## STATED GOAL
Search the records for the word "Afrikaans" and pick out every line that has it.

## Stored entries

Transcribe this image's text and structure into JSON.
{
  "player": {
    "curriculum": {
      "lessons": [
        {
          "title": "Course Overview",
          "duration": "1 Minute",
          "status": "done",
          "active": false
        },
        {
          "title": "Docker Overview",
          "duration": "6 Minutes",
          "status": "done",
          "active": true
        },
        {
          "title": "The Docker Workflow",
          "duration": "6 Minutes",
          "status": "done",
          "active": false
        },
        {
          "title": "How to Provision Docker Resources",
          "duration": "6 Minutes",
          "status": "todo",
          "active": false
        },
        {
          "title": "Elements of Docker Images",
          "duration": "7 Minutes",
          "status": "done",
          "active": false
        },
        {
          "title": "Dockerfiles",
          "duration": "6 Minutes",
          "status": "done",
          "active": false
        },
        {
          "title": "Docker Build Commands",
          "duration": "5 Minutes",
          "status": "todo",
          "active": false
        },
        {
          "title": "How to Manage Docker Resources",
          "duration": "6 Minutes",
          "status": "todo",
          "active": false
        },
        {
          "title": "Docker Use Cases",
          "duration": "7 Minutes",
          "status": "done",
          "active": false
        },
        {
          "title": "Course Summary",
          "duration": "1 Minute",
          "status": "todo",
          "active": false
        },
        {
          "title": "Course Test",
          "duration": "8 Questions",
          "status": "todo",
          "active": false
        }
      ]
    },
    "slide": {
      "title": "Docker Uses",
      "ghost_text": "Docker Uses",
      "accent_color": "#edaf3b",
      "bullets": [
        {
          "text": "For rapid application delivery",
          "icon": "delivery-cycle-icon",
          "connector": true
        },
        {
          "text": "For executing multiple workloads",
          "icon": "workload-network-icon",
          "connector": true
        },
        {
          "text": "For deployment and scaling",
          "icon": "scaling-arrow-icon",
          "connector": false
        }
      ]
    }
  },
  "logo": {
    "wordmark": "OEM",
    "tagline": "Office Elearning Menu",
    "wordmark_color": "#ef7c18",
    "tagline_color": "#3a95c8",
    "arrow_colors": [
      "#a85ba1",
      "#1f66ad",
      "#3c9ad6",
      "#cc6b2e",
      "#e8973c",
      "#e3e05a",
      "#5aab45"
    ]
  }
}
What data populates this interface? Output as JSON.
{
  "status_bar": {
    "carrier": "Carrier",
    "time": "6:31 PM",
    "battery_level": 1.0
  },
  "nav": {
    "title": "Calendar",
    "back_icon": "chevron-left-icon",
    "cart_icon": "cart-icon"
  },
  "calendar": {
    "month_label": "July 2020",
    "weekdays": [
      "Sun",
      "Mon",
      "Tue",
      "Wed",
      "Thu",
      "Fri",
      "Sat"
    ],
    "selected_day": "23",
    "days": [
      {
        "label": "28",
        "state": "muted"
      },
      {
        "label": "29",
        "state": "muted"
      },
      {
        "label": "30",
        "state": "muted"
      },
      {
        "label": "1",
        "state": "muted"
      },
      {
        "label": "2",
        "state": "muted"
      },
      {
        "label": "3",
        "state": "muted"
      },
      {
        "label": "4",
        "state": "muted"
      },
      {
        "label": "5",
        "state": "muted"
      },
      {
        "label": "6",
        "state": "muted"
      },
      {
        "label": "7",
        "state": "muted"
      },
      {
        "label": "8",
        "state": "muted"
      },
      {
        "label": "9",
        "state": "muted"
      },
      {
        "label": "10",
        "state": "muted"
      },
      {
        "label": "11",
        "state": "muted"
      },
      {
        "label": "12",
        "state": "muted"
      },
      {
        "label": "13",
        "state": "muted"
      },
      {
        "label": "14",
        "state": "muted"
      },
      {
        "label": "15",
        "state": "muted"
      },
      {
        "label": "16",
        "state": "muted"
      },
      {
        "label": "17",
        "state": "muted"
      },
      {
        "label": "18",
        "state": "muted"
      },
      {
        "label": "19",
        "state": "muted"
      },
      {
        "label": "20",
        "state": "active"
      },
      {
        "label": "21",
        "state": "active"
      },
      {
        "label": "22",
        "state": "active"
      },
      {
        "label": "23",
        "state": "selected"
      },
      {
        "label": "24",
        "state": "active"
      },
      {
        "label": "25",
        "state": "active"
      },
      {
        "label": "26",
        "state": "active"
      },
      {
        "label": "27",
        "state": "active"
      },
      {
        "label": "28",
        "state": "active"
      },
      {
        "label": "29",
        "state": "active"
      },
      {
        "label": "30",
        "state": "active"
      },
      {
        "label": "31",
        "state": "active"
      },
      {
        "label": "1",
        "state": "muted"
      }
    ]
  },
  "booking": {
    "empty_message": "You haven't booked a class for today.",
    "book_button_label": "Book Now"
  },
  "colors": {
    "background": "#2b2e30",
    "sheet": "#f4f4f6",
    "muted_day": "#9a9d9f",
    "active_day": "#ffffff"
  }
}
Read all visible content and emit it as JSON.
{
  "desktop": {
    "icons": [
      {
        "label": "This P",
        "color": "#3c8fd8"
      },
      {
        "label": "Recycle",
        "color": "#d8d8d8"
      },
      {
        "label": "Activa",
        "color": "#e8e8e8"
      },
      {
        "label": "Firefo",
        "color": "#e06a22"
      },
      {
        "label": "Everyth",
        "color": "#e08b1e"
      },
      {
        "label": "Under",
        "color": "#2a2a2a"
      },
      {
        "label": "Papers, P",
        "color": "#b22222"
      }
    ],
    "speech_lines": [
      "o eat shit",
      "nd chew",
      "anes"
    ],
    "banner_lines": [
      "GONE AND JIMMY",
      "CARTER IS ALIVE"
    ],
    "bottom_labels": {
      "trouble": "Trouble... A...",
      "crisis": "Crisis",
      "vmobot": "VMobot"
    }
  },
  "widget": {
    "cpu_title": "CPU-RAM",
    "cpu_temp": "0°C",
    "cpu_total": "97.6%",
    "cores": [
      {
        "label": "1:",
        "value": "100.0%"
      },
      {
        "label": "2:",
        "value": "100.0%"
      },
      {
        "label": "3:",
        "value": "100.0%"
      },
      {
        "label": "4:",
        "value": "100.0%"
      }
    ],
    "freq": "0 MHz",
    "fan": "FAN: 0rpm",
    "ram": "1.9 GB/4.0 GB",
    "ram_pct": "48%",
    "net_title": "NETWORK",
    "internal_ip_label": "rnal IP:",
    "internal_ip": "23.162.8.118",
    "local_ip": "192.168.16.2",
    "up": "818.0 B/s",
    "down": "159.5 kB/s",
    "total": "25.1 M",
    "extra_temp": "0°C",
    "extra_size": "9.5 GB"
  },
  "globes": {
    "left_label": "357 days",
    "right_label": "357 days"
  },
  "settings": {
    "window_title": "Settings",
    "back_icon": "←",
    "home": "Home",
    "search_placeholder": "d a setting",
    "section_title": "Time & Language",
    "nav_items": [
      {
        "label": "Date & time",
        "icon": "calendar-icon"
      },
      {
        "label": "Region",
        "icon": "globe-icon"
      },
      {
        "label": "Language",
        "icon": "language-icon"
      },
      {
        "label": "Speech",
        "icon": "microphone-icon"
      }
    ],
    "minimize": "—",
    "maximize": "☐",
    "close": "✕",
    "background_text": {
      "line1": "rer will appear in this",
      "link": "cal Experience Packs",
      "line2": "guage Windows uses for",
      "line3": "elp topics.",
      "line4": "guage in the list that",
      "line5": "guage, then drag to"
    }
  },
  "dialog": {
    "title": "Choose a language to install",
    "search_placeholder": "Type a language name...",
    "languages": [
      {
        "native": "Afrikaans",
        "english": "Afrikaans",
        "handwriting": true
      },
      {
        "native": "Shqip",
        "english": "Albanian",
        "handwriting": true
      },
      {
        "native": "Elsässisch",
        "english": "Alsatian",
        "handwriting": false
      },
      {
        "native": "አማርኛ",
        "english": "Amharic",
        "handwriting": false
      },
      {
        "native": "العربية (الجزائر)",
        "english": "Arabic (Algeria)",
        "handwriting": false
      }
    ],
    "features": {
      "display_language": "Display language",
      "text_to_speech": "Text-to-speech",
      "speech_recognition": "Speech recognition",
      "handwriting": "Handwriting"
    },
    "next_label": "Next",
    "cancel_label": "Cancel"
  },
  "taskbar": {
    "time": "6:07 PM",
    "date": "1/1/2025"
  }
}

## REPLY
        "native": "Afrikaans",
        "english": "Afrikaans",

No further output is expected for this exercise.